## Exercise task
How might the SOLDEFENCE terms and conditions excerpt continue after its final sentence? Write the next few lines in the same style, ignoring the entries that follow it.

## Document excerpt
^^^^^^^^
Article 6. Changes and additional work

  1. If SOLDEFENCE needs to perform work that can reasonably be considered as a modification or addition to that stated in the Quotation or Agreement (which also includes a delay or run-out with respect to the Services that can be attributed to Customer), this shall be considered additional work. Additional work shall be compensated by Customer according to the agreed rates and in the absence thereof according to SOLDEFENCE's usual rates.

Article 7. Performance of Services

  1. SOLDEFENCE shall use its best efforts to perform the Services with care. All of SOLDEFENCE's Services are performed on the basis of an obligation of effort, unless SOLDEFENCE has explicitly promised a result in the Agreement and the result in question is described with sufficient certainty in the Agreement.

  2. Customer is obliged to enable a timely and correct execution of the Services. In particular, Customer shall ensure that all data, which SOLDEFENCE indicates are necessary or which Customer should reasonably understand are necessary for the performance of the Services, are provided to SOLDEFENCE in a timely manner. Customer shall provide the required cooperation with due diligence and within the agreed deadlines. Customer guarantees the accuracy and completeness of the data provided by or on behalf of him to SOLDEFENCE.

  3. If Customer fails to comply with the second paragraph, SOLDEFENCE is entitled to charge the additional costs directly related to Customer's negligence and may be subject to delays in the performance of the Services. Any delay in the performance of the Services caused by Customer shall not constitute a default by SOLDEFENCE.

  4. SOLDEFENCE shall not be obliged to follow Customer's instructions in the execution of its Services, in particular if these instructions change or supplement the content or scope of the agreed Services. However, if such instructions are followed, the related work shall be remunerated in accordance with SOLDEFENCE's usual rates.

  5. SOLDEFENCE is entitled to engage third parties, auxiliary persons and/or subcontractors without having to ask Customer's consent when it deems it necessary for the execution of the Services.

Article 8. Deadlines

  1. Deadlines specified by SOLDEFENCE for the performance of Services and/or the delivery of Products shall always be target deadlines and shall not be binding on SOLDEFENCE, unless expressly agreed otherwise in writing.
^^^^^^^^
## Rows
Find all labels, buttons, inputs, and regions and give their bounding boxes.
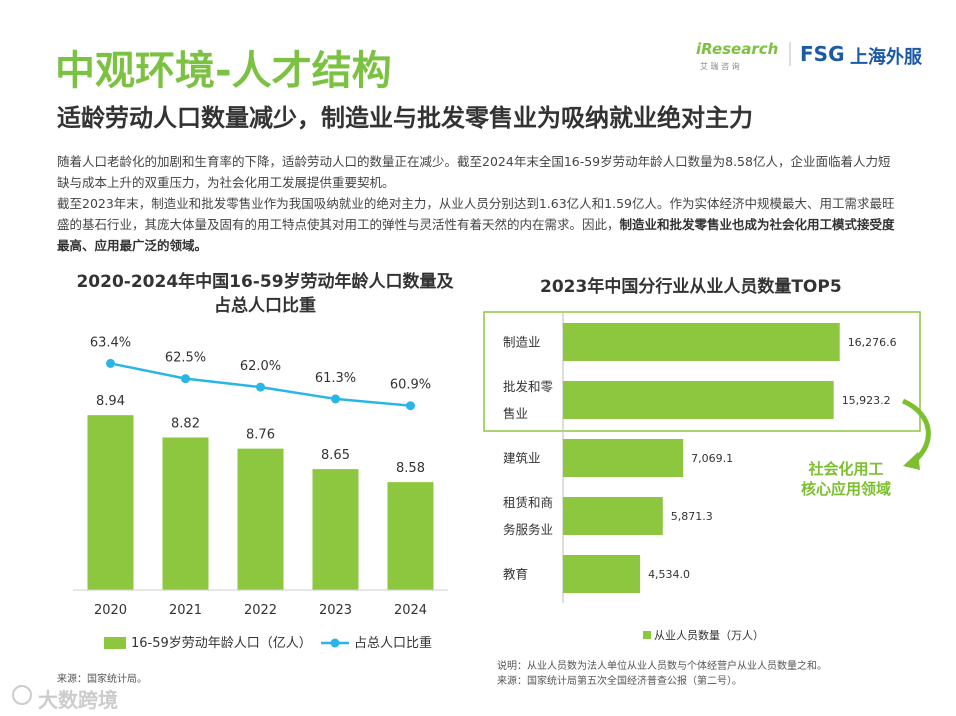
value-label: 63.4% bbox=[90, 335, 131, 350]
point bbox=[331, 394, 340, 404]
annotation: 社会化用工 bbox=[807, 460, 883, 478]
paragraph: 截至2023年末，制造业和批发零售业作为我国吸纳就业的绝对主力，从业人员分别达到… bbox=[57, 193, 897, 256]
bar bbox=[87, 415, 134, 590]
text: 截至2023年末，制造业和批发零售业作为我国吸纳就业的绝对主力，从业人员分别达到… bbox=[57, 196, 895, 232]
value-label: 8.58 bbox=[396, 461, 425, 476]
value-label: 5,871.3 bbox=[671, 510, 713, 523]
bar bbox=[563, 497, 663, 535]
value-label: 4,534.0 bbox=[648, 568, 690, 581]
watermark-icon bbox=[12, 685, 32, 705]
arrow bbox=[901, 398, 931, 464]
value-label: 61.3% bbox=[315, 371, 356, 386]
note: 来源：国家统计局第五次全国经济普查公报（第二号）。 bbox=[497, 676, 742, 687]
value-label: 8.94 bbox=[96, 394, 125, 409]
bar bbox=[563, 439, 684, 477]
legend-label: 16-59岁劳动年龄人口（亿人） bbox=[131, 635, 312, 651]
legend-dot bbox=[330, 638, 340, 648]
chart-title: 2023年中国分行业从业人员数量TOP5 bbox=[540, 277, 842, 297]
note: 说明：从业人员数为法人单位从业人员数与个体经营户从业人员数量之和。 bbox=[497, 661, 827, 672]
bar bbox=[387, 482, 434, 590]
logo: 上海外服 bbox=[850, 47, 922, 68]
text: 随着人口老龄化的加剧和生育率的下降，适龄劳动人口的数量正在减少。截至2024年末… bbox=[57, 154, 891, 190]
bar bbox=[237, 448, 284, 590]
y-tick-label: 租赁和商务服务业 bbox=[503, 495, 554, 537]
bar bbox=[563, 323, 840, 361]
y-tick-label: 制造业 bbox=[503, 334, 541, 350]
bold-text: 制造业和批发零售业也成为社会化用工模式接受度最高、应用最广泛的领域。 bbox=[57, 217, 895, 253]
paragraph: 随着人口老龄化的加剧和生育率的下降，适龄劳动人口的数量正在减少。截至2024年末… bbox=[57, 151, 897, 193]
value-label: 8.82 bbox=[171, 416, 200, 431]
value-label: 8.65 bbox=[321, 448, 350, 463]
bar bbox=[563, 555, 641, 593]
arrow-head bbox=[903, 452, 920, 470]
legend-label: 从业人员数量（万人） bbox=[654, 629, 764, 642]
logo: iResearch bbox=[696, 40, 779, 58]
bar bbox=[312, 469, 359, 590]
y-tick-label: 建筑业 bbox=[503, 450, 541, 466]
point bbox=[106, 358, 115, 368]
logo: FSG bbox=[800, 42, 845, 66]
legend-swatch bbox=[104, 637, 126, 649]
logo-sub: 艾 瑞 咨 询 bbox=[700, 62, 740, 71]
y-tick-label: 教育 bbox=[503, 566, 529, 582]
x-tick-label: 2020 bbox=[94, 603, 127, 618]
highlight-box bbox=[483, 311, 921, 432]
chart-title: 2020-2024年中国16-59岁劳动年龄人口数量及占总人口比重 bbox=[76, 272, 454, 316]
value-label: 62.5% bbox=[165, 351, 206, 366]
legend-label: 占总人口比重 bbox=[354, 635, 432, 651]
y-tick-label: 批发和零售业 bbox=[503, 379, 554, 421]
source: 来源：国家统计局。 bbox=[57, 674, 147, 685]
bar bbox=[563, 381, 834, 419]
point bbox=[181, 374, 190, 384]
bar bbox=[162, 437, 209, 590]
point bbox=[406, 401, 415, 411]
value-label: 7,069.1 bbox=[691, 452, 733, 465]
value-label: 15,923.2 bbox=[842, 394, 891, 407]
value-label: 62.0% bbox=[240, 359, 281, 374]
x-tick-label: 2023 bbox=[319, 603, 352, 618]
legend-swatch bbox=[643, 631, 651, 639]
value-label: 8.76 bbox=[246, 428, 275, 443]
point bbox=[256, 382, 265, 392]
annotation: 核心应用领域 bbox=[801, 480, 891, 498]
subtitle: 适龄劳动人口数量减少，制造业与批发零售业为吸纳就业绝对主力 bbox=[57, 104, 753, 132]
x-tick-label: 2021 bbox=[169, 603, 202, 618]
value-label: 16,276.6 bbox=[848, 336, 897, 349]
x-tick-label: 2022 bbox=[244, 603, 277, 618]
x-tick-label: 2024 bbox=[394, 603, 427, 618]
title: 中观环境-人才结构 bbox=[55, 48, 392, 94]
watermark: 大数跨境 bbox=[38, 688, 118, 712]
value-label: 60.9% bbox=[390, 378, 431, 393]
^^^^^^^^
## Result for this exercise
  2. Customer realises that changes, additional work or additional wishes (may) lead to the shifting of previously mentioned deadlines. New deadlines specified by SOLDEFENCE shall replace previous deadlines.

  3. SOLDEFENCE, even when a deadline has been agreed in writing, shall only be in default after Customer has given it written notice of default, granting it a reasonable period of at least twenty-one (21) days to still meet its obligations.

  4. If SOLDEFENCE cannot perform the Services and/or deliver the Products because Customer does not provide sufficient opportunity to do so and/or does not provide sufficient necessary information or instructions, Customer shall be in default by operation of law and all consequences thereof shall be for its account. SOLDEFENCE shall then be entitled to recover all resulting damages from Customer.

  5. In the event of force majeure, as well as if delays have arisen due to the actions or omissions - culpable or not - of Customer or a third party, the deadlines for performance of Services and/or delivery of Products shall in any case be extended by the duration of the delay.

Article 9, Duration of the agreement, termination and dissolution

  1. The Agreement related to the delivery of Products, the execution of installation works and - if applicable - excavation works by third parties coordinated by or on behalf of SOLDEFENCE, is entered into for the duration of the execution of the Agreement. The Agreement ends by operation of law as soon as the agreed Products have been delivered and the work has been completed and - if applicable - delivered, unless otherwise agreed in writing.

  2. The Agreement with regard to the provision of software, the performance of maintenance and breakdown work, the provision of access to the alarm centre and follow-up services, and other ongoing services, is entered into for an initial term of one (1) year, unless otherwise agreed. After expiry of the initial term, the Agreement shall be tacitly renewed each time for periods of one (1) year, unless one of the parties cancels the Agreement in writing with due observance of a notice period of three (3) months before the end of the current contract period. The parties may make different arrangements in this regard in writing.

  3. If Customer terminates the Agreement prematurely, SOLDEFENCE shall be entitled to pay the full compensation that would be due until the end of the term of the Agreement, including reasonable compensation for costs already incurred and lost income.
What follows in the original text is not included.